**Goal of the exercise**
In your copy, repeat the records exactly and leave out the pictures.

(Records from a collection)
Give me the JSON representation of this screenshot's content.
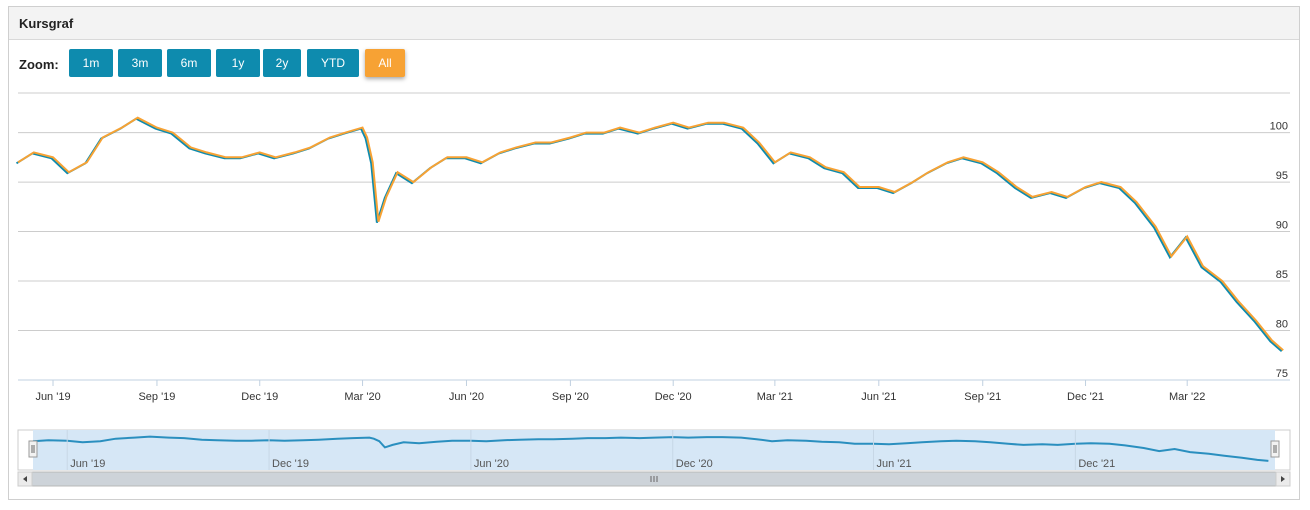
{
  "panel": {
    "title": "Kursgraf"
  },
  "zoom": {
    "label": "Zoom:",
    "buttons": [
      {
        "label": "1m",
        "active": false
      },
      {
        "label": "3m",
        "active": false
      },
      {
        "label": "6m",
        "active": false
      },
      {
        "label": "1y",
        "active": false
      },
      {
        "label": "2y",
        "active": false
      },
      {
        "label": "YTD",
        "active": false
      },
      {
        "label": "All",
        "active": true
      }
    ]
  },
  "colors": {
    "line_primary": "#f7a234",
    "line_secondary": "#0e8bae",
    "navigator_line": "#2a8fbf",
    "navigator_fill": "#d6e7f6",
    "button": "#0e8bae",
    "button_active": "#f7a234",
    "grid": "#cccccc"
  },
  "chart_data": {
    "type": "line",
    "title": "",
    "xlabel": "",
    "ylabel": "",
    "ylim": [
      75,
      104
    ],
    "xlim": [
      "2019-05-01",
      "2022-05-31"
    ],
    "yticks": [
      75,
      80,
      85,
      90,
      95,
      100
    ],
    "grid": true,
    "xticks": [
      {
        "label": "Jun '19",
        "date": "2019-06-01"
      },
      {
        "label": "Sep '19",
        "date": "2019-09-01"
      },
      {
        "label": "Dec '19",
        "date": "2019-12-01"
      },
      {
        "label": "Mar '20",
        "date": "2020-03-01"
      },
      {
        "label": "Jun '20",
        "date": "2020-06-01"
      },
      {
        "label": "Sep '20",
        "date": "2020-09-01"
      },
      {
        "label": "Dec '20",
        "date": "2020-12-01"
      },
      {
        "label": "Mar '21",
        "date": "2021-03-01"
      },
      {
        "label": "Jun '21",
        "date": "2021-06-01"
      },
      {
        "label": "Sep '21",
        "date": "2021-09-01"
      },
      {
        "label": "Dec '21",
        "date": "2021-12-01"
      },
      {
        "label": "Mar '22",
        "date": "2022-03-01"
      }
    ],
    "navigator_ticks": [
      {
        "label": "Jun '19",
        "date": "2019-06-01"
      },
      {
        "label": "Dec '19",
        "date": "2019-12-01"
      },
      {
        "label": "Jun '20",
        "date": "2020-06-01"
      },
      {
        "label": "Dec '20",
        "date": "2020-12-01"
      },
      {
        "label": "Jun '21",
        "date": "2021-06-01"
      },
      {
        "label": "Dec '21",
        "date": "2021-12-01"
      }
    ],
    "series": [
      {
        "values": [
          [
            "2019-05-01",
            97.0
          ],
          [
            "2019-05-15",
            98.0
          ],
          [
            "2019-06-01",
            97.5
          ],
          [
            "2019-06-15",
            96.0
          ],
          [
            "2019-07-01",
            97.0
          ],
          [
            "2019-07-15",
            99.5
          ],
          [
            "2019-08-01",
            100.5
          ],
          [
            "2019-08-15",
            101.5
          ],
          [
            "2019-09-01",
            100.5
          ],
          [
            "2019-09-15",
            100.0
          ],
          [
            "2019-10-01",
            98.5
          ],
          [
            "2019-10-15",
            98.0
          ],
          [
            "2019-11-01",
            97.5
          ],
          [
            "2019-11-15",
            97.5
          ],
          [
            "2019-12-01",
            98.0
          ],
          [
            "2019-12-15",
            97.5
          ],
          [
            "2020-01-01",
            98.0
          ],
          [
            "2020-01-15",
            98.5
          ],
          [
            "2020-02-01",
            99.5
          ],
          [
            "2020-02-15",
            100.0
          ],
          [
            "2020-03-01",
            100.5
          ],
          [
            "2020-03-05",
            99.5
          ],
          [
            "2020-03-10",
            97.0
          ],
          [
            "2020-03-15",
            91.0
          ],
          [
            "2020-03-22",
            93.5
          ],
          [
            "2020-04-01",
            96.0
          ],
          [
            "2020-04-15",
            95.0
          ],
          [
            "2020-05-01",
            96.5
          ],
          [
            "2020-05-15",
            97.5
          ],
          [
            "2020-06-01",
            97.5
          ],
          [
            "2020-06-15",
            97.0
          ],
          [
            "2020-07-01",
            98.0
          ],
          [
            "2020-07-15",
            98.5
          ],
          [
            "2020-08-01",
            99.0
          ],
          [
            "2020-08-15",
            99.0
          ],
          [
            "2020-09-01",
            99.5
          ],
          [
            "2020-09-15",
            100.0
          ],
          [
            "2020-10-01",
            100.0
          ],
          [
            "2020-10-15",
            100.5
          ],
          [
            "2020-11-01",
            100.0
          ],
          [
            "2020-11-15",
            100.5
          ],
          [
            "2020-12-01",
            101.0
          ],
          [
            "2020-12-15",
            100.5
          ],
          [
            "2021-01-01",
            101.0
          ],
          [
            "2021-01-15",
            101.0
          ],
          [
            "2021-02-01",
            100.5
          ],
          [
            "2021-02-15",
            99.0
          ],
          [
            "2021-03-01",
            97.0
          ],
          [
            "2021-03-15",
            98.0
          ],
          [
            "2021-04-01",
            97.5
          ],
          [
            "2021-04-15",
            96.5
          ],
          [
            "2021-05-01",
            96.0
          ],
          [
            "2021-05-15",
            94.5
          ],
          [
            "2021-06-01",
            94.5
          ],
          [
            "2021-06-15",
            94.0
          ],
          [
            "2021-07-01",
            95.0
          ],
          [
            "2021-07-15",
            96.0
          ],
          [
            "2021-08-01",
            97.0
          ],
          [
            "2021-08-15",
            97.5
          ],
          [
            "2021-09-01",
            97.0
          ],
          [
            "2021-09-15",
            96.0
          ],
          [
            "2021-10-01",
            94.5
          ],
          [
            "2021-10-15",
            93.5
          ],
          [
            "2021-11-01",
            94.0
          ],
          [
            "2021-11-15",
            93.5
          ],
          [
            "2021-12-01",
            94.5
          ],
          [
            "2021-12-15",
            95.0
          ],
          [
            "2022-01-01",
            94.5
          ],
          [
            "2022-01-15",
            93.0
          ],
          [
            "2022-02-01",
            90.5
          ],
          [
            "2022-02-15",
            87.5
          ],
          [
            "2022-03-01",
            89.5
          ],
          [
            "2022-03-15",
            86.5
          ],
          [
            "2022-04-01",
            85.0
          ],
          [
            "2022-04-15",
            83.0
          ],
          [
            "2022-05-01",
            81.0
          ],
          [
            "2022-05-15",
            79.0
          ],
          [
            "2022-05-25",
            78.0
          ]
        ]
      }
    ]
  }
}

**Response below**
Give me the JSON representation of this screenshot's content.
{
  "panel": {
    "title": "Kursgraf"
  },
  "zoom": {
    "label": "Zoom:",
    "buttons": [
      {
        "label": "1m",
        "active": false
      },
      {
        "label": "3m",
        "active": false
      },
      {
        "label": "6m",
        "active": false
      },
      {
        "label": "1y",
        "active": false
      },
      {
        "label": "2y",
        "active": false
      },
      {
        "label": "YTD",
        "active": false
      },
      {
        "label": "All",
        "active": true
      }
    ]
  },
  "colors": {
    "line_primary": "#f7a234",
    "line_secondary": "#0e8bae",
    "navigator_line": "#2a8fbf",
    "navigator_fill": "#d6e7f6",
    "button": "#0e8bae",
    "button_active": "#f7a234",
    "grid": "#cccccc"
  },
  "chart_data": {
    "type": "line",
    "title": "",
    "xlabel": "",
    "ylabel": "",
    "ylim": [
      75,
      104
    ],
    "xlim": [
      "2019-05-01",
      "2022-05-31"
    ],
    "yticks": [
      75,
      80,
      85,
      90,
      95,
      100
    ],
    "grid": true,
    "xticks": [
      {
        "label": "Jun '19",
        "date": "2019-06-01"
      },
      {
        "label": "Sep '19",
        "date": "2019-09-01"
      },
      {
        "label": "Dec '19",
        "date": "2019-12-01"
      },
      {
        "label": "Mar '20",
        "date": "2020-03-01"
      },
      {
        "label": "Jun '20",
        "date": "2020-06-01"
      },
      {
        "label": "Sep '20",
        "date": "2020-09-01"
      },
      {
        "label": "Dec '20",
        "date": "2020-12-01"
      },
      {
        "label": "Mar '21",
        "date": "2021-03-01"
      },
      {
        "label": "Jun '21",
        "date": "2021-06-01"
      },
      {
        "label": "Sep '21",
        "date": "2021-09-01"
      },
      {
        "label": "Dec '21",
        "date": "2021-12-01"
      },
      {
        "label": "Mar '22",
        "date": "2022-03-01"
      }
    ],
    "navigator_ticks": [
      {
        "label": "Jun '19",
        "date": "2019-06-01"
      },
      {
        "label": "Dec '19",
        "date": "2019-12-01"
      },
      {
        "label": "Jun '20",
        "date": "2020-06-01"
      },
      {
        "label": "Dec '20",
        "date": "2020-12-01"
      },
      {
        "label": "Jun '21",
        "date": "2021-06-01"
      },
      {
        "label": "Dec '21",
        "date": "2021-12-01"
      }
    ],
    "series": [
      {
        "values": [
          [
            "2019-05-01",
            97.0
          ],
          [
            "2019-05-15",
            98.0
          ],
          [
            "2019-06-01",
            97.5
          ],
          [
            "2019-06-15",
            96.0
          ],
          [
            "2019-07-01",
            97.0
          ],
          [
            "2019-07-15",
            99.5
          ],
          [
            "2019-08-01",
            100.5
          ],
          [
            "2019-08-15",
            101.5
          ],
          [
            "2019-09-01",
            100.5
          ],
          [
            "2019-09-15",
            100.0
          ],
          [
            "2019-10-01",
            98.5
          ],
          [
            "2019-10-15",
            98.0
          ],
          [
            "2019-11-01",
            97.5
          ],
          [
            "2019-11-15",
            97.5
          ],
          [
            "2019-12-01",
            98.0
          ],
          [
            "2019-12-15",
            97.5
          ],
          [
            "2020-01-01",
            98.0
          ],
          [
            "2020-01-15",
            98.5
          ],
          [
            "2020-02-01",
            99.5
          ],
          [
            "2020-02-15",
            100.0
          ],
          [
            "2020-03-01",
            100.5
          ],
          [
            "2020-03-05",
            99.5
          ],
          [
            "2020-03-10",
            97.0
          ],
          [
            "2020-03-15",
            91.0
          ],
          [
            "2020-03-22",
            93.5
          ],
          [
            "2020-04-01",
            96.0
          ],
          [
            "2020-04-15",
            95.0
          ],
          [
            "2020-05-01",
            96.5
          ],
          [
            "2020-05-15",
            97.5
          ],
          [
            "2020-06-01",
            97.5
          ],
          [
            "2020-06-15",
            97.0
          ],
          [
            "2020-07-01",
            98.0
          ],
          [
            "2020-07-15",
            98.5
          ],
          [
            "2020-08-01",
            99.0
          ],
          [
            "2020-08-15",
            99.0
          ],
          [
            "2020-09-01",
            99.5
          ],
          [
            "2020-09-15",
            100.0
          ],
          [
            "2020-10-01",
            100.0
          ],
          [
            "2020-10-15",
            100.5
          ],
          [
            "2020-11-01",
            100.0
          ],
          [
            "2020-11-15",
            100.5
          ],
          [
            "2020-12-01",
            101.0
          ],
          [
            "2020-12-15",
            100.5
          ],
          [
            "2021-01-01",
            101.0
          ],
          [
            "2021-01-15",
            101.0
          ],
          [
            "2021-02-01",
            100.5
          ],
          [
            "2021-02-15",
            99.0
          ],
          [
            "2021-03-01",
            97.0
          ],
          [
            "2021-03-15",
            98.0
          ],
          [
            "2021-04-01",
            97.5
          ],
          [
            "2021-04-15",
            96.5
          ],
          [
            "2021-05-01",
            96.0
          ],
          [
            "2021-05-15",
            94.5
          ],
          [
            "2021-06-01",
            94.5
          ],
          [
            "2021-06-15",
            94.0
          ],
          [
            "2021-07-01",
            95.0
          ],
          [
            "2021-07-15",
            96.0
          ],
          [
            "2021-08-01",
            97.0
          ],
          [
            "2021-08-15",
            97.5
          ],
          [
            "2021-09-01",
            97.0
          ],
          [
            "2021-09-15",
            96.0
          ],
          [
            "2021-10-01",
            94.5
          ],
          [
            "2021-10-15",
            93.5
          ],
          [
            "2021-11-01",
            94.0
          ],
          [
            "2021-11-15",
            93.5
          ],
          [
            "2021-12-01",
            94.5
          ],
          [
            "2021-12-15",
            95.0
          ],
          [
            "2022-01-01",
            94.5
          ],
          [
            "2022-01-15",
            93.0
          ],
          [
            "2022-02-01",
            90.5
          ],
          [
            "2022-02-15",
            87.5
          ],
          [
            "2022-03-01",
            89.5
          ],
          [
            "2022-03-15",
            86.5
          ],
          [
            "2022-04-01",
            85.0
          ],
          [
            "2022-04-15",
            83.0
          ],
          [
            "2022-05-01",
            81.0
          ],
          [
            "2022-05-15",
            79.0
          ],
          [
            "2022-05-25",
            78.0
          ]
        ]
      }
    ]
  }
}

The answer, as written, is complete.